:: Direction ::
Word for word, copy all the data and drop the pictures.

:: Dataset excerpts ::
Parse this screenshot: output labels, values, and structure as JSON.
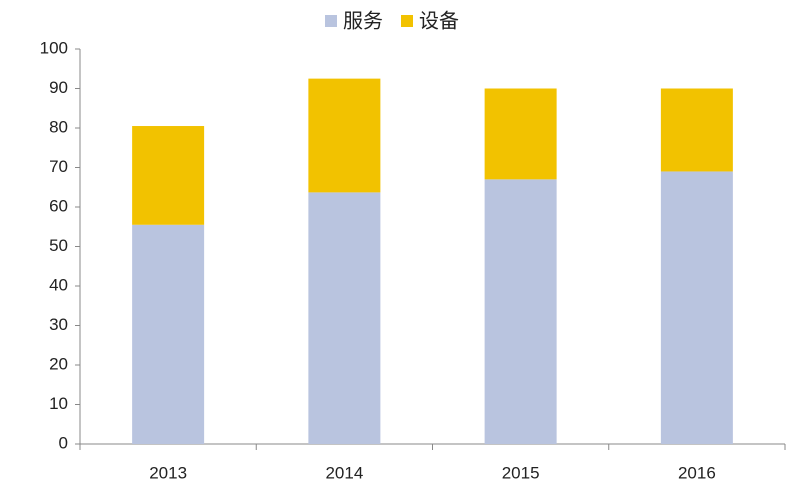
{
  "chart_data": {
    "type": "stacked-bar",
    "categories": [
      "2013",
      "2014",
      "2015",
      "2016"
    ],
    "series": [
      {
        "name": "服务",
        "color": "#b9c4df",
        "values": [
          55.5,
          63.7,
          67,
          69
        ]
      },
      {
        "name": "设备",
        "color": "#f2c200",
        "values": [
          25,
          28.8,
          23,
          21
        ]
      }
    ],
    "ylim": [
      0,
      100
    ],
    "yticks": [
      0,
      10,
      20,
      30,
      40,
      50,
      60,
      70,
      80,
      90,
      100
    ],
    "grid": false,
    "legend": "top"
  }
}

:: Full output ::
Parse this screenshot: output labels, values, and structure as JSON.
{
  "chart_data": {
    "type": "stacked-bar",
    "categories": [
      "2013",
      "2014",
      "2015",
      "2016"
    ],
    "series": [
      {
        "name": "服务",
        "color": "#b9c4df",
        "values": [
          55.5,
          63.7,
          67,
          69
        ]
      },
      {
        "name": "设备",
        "color": "#f2c200",
        "values": [
          25,
          28.8,
          23,
          21
        ]
      }
    ],
    "ylim": [
      0,
      100
    ],
    "yticks": [
      0,
      10,
      20,
      30,
      40,
      50,
      60,
      70,
      80,
      90,
      100
    ],
    "grid": false,
    "legend": "top"
  }
}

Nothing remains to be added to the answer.